Kleve. . Bewertungen von 1,0 bis 1,3 für die Clivia-Pflegegruppe. Anonyme Vorwürfe waren Auslöser für Überprüfung
Gleich zweimal innerhalb eines Jahres wurde die Clivia-Altenpflegegruppe in Kleve vom Medizinischen Dienst der Krankenversicherungen überprüft. Und erhielt Bestnoten. Auslöser für die erneute Kontrolle war ein anonymes Schreiben gewesen, das vor einigen Wochen von „Ausbeutung des Pflegepersonals“, „Machenschaften“ im Unternehmen und unterbezahlten Ausländern berichtete.
Wie Clivia-Geschäftsführer Christian Nitsch der NRZ auf Anfrage bestätigt, wurden die Pflegeeinrichtungen der Gruppe „einem erneuten Gutachten zur Beurteilung der Qualität nach Paragraph 112 SGB XI in der ambulanten und den beiden stationären Einrichtungen unterzogen“. An zwei Tagen im August haben 14 Prüfer/innen aber keine Bestätigung für die Vorwürfe gefunden: in „keinem einzigen Punkt“. Das hätten die Prüfer schon im Abschlussgespräch den Verantwortlichen der Clivia-Gruppe mitgeteilt.
Die Noten folgten jetzt schriftlich: Beide vollstationären Pflegeeinrichtungen hätten ihre Ergebnisse im Vergleich zur turnusmäßigen Prüfung am Jahresanfang noch verbessern können. Sie schließen mit einer sehr guten 1,1 beziehungsweise 1,3 ab. „Sensationell“ sei die erneute Note 1,0 für den ambulanten Pflegedienst mit intensivpflegerischem Schwerpunkt. Nitsch: „Gerade im ambulanten Bereich hat die Clivia Gruppe durch den Bereich der außerklinischen Heimbeatmung und der Intensivpflege eine besondere Kompetenz in den letzten Jahren erworben.“ Und auch in der Umfrage unter den Kunden erlangte Clivia eine 1,0. „Wenn die Mitarbeiter tatsächlich ausgepowert wären, würde das auf die Zufriedenheit der Bewohner niederschlagen“, ist Christian Nitsch überzeugt.
Ein erstes anonymes Schreiben war Anfang des Jahres an den Clivia-Geschäftsführer geschickt worden. Es beklagte, dass Kollegen durch Überstunden und Zusatzdienste im „Pflegeimperium“ ausgepresst würden, der Chef kein Feedback gebe, Mitarbeiter mit ihren Nöten allein lasse, nicht fair entlohne.

## AUFGABEN UND ÜBUNGEN
- 1) Welche Note erhielt der ambulante Pflegedienst laut dem Bericht über die Clivia-Pflegegruppe bei der erneuten Prüfung?
- 2) Führe den Bericht über die Clivia-Pflegegruppe im Anschluss an seinen letzten Satz weiter.
Die Einträge stammen aus einer anderen Quelle.

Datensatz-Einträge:
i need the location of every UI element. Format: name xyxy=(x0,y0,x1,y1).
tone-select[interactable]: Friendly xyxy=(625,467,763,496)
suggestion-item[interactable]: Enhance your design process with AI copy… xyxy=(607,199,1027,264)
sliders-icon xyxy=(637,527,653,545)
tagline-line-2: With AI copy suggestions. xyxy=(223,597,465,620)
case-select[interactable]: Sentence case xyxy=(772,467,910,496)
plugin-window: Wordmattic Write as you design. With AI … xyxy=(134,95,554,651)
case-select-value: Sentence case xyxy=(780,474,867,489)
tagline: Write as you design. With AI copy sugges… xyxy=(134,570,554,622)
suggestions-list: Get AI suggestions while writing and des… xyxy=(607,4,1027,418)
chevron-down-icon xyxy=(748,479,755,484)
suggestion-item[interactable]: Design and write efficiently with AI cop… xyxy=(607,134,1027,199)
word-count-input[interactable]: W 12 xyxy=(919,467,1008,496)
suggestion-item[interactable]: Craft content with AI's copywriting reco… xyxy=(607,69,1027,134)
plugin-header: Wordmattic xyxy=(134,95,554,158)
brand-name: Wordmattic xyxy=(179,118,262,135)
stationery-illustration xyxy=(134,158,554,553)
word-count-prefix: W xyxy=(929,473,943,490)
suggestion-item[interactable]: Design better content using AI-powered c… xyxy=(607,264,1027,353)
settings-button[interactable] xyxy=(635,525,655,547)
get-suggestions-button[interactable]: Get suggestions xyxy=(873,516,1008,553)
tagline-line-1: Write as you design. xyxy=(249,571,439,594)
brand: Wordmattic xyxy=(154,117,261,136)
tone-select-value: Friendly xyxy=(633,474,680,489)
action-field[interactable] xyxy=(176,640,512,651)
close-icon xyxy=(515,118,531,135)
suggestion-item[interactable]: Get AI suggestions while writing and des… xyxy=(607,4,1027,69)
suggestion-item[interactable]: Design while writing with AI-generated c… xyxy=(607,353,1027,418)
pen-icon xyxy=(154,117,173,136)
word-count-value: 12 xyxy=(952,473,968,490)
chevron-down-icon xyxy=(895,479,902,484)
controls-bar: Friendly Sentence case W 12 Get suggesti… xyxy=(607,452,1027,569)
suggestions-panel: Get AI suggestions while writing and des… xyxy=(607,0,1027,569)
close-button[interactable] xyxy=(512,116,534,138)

## LÖSUNGEN
- 1) Der ambulante Pflegedienst erhielt erneut die Note 1,0.

- 2)
Das zweite Schreiben beklagte detaillierter, dass spanische Mitarbeiterinnen unter „fadenscheinigen Versprechungen“ nach Kleve gelockt würden und hier aber nach Zwölfstundendiensten zu erschöpft seien für eine „freie Entfaltung“. Man arbeite wie am Fließband. Personalausfälle wegen Erschöpfung und psychischen Drucks gebe es im Bereich der Wachkoma- und Beatmungspatienten. Nitsch zur NRZ: Im intensiv-pflegerischen Bereich sei Clivia in einer „komfortablen Situation“, arbeite mit einem „exorbitant guten Pflegeschlüssel.“ Überall fielen in der Pflege Überstunden an, auch bei Clivia. Sie würden ausbezahlt.
Weiterer Anwurf: Christian Nitsch persönlich sei zu „geizig, vernünftige Gehälter zu zahlen“. Dazu antwortet Nitsch der NRZ: „Die Unterstellung ist töricht, dass wir anders bezahlen würden als mit den Kostenträgern vereinbart.“
Bezahlung laut Vereinbarung
Nitsch sagt: „Wir machen Personalkosten und Sachkosten transparent. Auch Einzelfallvergütungen sind mit den Kostenträgern abgesprochen. Wir müssen genau belegen, zu welchem Entgelt Personal beschäftigt ist, welche weiteren Kosten entstehen“, so der Geschäftsführer.
„Vergütet wird unabhängig von Geschlecht oder Herkunft.“ Wobei die in Spanien angeworbenen Pflegekräfte (die NRZ berichtete über die Aktion) eher Vorteile genössen, weil sie im ersten halben Jahr der Probezeit Flugkostenzuschuss und kostenlose Unterkunft im Appartement bekommen, bevor sie sich entscheiden zu bleiben – trotz der Sprachanforderungen und des veränderten Berufsbildes. In Zeiten des Pflegenotstandes sei es doch klar, dass man Arbeitsplätze und Leistungen so anbiete, dass man der Konkurrenz am Pflegedienst-Markt Stand halte.
Christian Nitsch hat auch mit den Mitarbeitern gesprochen. Sie hätten „unisono“ die anonyme Kritik nicht geteilt. Der Geschäftsführer ist „dankbar für die geschlossene Leistung aller in der Clivia-Gruppe beschäftigten Mitarbeiter, die zum Wohle unserer anvertrauten Patientinnen und Patienten tagtäglich ihr großes persönliches Engagement einbringen“.
Er empfindet „eine persönliche Betroffenheit. Die Inhalte des Schreigens sind so weit hergeholt. Sie stellen eine Belastung auch für die Mitarbeiter dar.“ Die Schreiben hätten „zum Ziel, die Entwicklung der Clivia-Gruppe in der Pflegebranche und damit in der gesamten Öffentlichkeit zu schaden“. Die Clivia-Gruppe habe Strafanzeige „wegen Verunglimpfung“ gestellt.